Print out every record exactly as it appears.

[Dataset items]
'''
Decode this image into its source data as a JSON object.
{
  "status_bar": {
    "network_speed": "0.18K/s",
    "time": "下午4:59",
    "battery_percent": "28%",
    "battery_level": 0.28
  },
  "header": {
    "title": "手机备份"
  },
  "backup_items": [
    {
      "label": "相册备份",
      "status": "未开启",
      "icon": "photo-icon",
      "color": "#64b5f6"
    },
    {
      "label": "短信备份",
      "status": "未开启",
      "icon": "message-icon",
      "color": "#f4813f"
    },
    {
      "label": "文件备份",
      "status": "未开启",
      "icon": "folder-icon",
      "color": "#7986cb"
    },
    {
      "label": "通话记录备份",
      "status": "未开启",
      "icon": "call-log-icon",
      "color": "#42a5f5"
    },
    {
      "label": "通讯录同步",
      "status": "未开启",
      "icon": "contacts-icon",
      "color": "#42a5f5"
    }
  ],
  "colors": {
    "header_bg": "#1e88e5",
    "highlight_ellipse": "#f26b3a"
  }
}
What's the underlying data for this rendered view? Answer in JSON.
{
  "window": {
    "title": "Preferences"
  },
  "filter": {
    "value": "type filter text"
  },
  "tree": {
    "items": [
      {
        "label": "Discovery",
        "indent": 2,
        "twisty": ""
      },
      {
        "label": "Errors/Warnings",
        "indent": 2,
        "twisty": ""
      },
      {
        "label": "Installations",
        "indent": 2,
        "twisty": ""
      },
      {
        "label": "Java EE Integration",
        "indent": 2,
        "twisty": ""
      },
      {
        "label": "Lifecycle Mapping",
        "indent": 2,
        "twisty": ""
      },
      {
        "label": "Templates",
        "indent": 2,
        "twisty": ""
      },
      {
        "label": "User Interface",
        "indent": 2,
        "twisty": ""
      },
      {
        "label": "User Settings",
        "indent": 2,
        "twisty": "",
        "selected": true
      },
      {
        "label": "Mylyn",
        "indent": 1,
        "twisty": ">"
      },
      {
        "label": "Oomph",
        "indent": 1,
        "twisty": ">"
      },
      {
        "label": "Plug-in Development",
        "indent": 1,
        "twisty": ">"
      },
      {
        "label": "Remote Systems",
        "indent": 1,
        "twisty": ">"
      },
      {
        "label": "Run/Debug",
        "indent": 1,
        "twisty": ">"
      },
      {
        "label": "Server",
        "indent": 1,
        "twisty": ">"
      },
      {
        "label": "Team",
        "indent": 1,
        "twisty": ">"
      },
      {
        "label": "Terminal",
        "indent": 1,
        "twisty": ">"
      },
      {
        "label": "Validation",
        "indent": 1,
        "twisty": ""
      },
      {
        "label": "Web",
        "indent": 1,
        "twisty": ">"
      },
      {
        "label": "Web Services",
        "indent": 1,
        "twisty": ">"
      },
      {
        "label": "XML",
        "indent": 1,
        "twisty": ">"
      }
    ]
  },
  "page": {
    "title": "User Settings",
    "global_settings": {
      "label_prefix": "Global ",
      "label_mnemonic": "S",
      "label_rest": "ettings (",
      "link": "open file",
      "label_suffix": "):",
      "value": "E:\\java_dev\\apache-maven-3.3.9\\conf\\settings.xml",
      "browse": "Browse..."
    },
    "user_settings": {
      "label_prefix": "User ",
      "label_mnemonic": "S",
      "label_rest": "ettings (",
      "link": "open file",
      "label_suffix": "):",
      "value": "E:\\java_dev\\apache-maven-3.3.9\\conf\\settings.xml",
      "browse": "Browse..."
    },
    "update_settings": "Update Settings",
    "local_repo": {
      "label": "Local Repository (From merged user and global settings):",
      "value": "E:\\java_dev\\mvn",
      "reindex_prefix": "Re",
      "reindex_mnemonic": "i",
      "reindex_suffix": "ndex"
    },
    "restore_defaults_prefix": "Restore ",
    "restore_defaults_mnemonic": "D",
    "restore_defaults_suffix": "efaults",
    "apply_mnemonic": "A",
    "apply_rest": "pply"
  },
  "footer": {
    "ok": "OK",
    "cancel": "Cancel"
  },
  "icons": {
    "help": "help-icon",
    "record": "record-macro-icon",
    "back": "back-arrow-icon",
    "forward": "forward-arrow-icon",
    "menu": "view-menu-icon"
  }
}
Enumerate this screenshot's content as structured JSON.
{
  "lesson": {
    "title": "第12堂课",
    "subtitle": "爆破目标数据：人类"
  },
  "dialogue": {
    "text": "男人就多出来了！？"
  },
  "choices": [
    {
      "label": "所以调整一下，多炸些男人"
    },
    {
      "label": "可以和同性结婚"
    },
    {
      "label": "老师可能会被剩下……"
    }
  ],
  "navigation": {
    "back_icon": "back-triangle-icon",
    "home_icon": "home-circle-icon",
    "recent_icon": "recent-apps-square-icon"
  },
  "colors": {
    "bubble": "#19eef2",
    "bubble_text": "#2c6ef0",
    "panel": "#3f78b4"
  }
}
'''
Complete answer:
Decode this image into its source data as a JSON object.
{
  "status_bar": {
    "network_speed": "0.18K/s",
    "time": "下午4:59",
    "battery_percent": "28%",
    "battery_level": 0.28
  },
  "header": {
    "title": "手机备份"
  },
  "backup_items": [
    {
      "label": "相册备份",
      "status": "未开启",
      "icon": "photo-icon",
      "color": "#64b5f6"
    },
    {
      "label": "短信备份",
      "status": "未开启",
      "icon": "message-icon",
      "color": "#f4813f"
    },
    {
      "label": "文件备份",
      "status": "未开启",
      "icon": "folder-icon",
      "color": "#7986cb"
    },
    {
      "label": "通话记录备份",
      "status": "未开启",
      "icon": "call-log-icon",
      "color": "#42a5f5"
    },
    {
      "label": "通讯录同步",
      "status": "未开启",
      "icon": "contacts-icon",
      "color": "#42a5f5"
    }
  ],
  "colors": {
    "header_bg": "#1e88e5",
    "highlight_ellipse": "#f26b3a"
  }
}
What's the underlying data for this rendered view? Answer in JSON.
{
  "window": {
    "title": "Preferences"
  },
  "filter": {
    "value": "type filter text"
  },
  "tree": {
    "items": [
      {
        "label": "Discovery",
        "indent": 2,
        "twisty": ""
      },
      {
        "label": "Errors/Warnings",
        "indent": 2,
        "twisty": ""
      },
      {
        "label": "Installations",
        "indent": 2,
        "twisty": ""
      },
      {
        "label": "Java EE Integration",
        "indent": 2,
        "twisty": ""
      },
      {
        "label": "Lifecycle Mapping",
        "indent": 2,
        "twisty": ""
      },
      {
        "label": "Templates",
        "indent": 2,
        "twisty": ""
      },
      {
        "label": "User Interface",
        "indent": 2,
        "twisty": ""
      },
      {
        "label": "User Settings",
        "indent": 2,
        "twisty": "",
        "selected": true
      },
      {
        "label": "Mylyn",
        "indent": 1,
        "twisty": ">"
      },
      {
        "label": "Oomph",
        "indent": 1,
        "twisty": ">"
      },
      {
        "label": "Plug-in Development",
        "indent": 1,
        "twisty": ">"
      },
      {
        "label": "Remote Systems",
        "indent": 1,
        "twisty": ">"
      },
      {
        "label": "Run/Debug",
        "indent": 1,
        "twisty": ">"
      },
      {
        "label": "Server",
        "indent": 1,
        "twisty": ">"
      },
      {
        "label": "Team",
        "indent": 1,
        "twisty": ">"
      },
      {
        "label": "Terminal",
        "indent": 1,
        "twisty": ">"
      },
      {
        "label": "Validation",
        "indent": 1,
        "twisty": ""
      },
      {
        "label": "Web",
        "indent": 1,
        "twisty": ">"
      },
      {
        "label": "Web Services",
        "indent": 1,
        "twisty": ">"
      },
      {
        "label": "XML",
        "indent": 1,
        "twisty": ">"
      }
    ]
  },
  "page": {
    "title": "User Settings",
    "global_settings": {
      "label_prefix": "Global ",
      "label_mnemonic": "S",
      "label_rest": "ettings (",
      "link": "open file",
      "label_suffix": "):",
      "value": "E:\\java_dev\\apache-maven-3.3.9\\conf\\settings.xml",
      "browse": "Browse..."
    },
    "user_settings": {
      "label_prefix": "User ",
      "label_mnemonic": "S",
      "label_rest": "ettings (",
      "link": "open file",
      "label_suffix": "):",
      "value": "E:\\java_dev\\apache-maven-3.3.9\\conf\\settings.xml",
      "browse": "Browse..."
    },
    "update_settings": "Update Settings",
    "local_repo": {
      "label": "Local Repository (From merged user and global settings):",
      "value": "E:\\java_dev\\mvn",
      "reindex_prefix": "Re",
      "reindex_mnemonic": "i",
      "reindex_suffix": "ndex"
    },
    "restore_defaults_prefix": "Restore ",
    "restore_defaults_mnemonic": "D",
    "restore_defaults_suffix": "efaults",
    "apply_mnemonic": "A",
    "apply_rest": "pply"
  },
  "footer": {
    "ok": "OK",
    "cancel": "Cancel"
  },
  "icons": {
    "help": "help-icon",
    "record": "record-macro-icon",
    "back": "back-arrow-icon",
    "forward": "forward-arrow-icon",
    "menu": "view-menu-icon"
  }
}
Enumerate this screenshot's content as structured JSON.
{
  "lesson": {
    "title": "第12堂课",
    "subtitle": "爆破目标数据：人类"
  },
  "dialogue": {
    "text": "男人就多出来了！？"
  },
  "choices": [
    {
      "label": "所以调整一下，多炸些男人"
    },
    {
      "label": "可以和同性结婚"
    },
    {
      "label": "老师可能会被剩下……"
    }
  ],
  "navigation": {
    "back_icon": "back-triangle-icon",
    "home_icon": "home-circle-icon",
    "recent_icon": "recent-apps-square-icon"
  },
  "colors": {
    "bubble": "#19eef2",
    "bubble_text": "#2c6ef0",
    "panel": "#3f78b4"
  }
}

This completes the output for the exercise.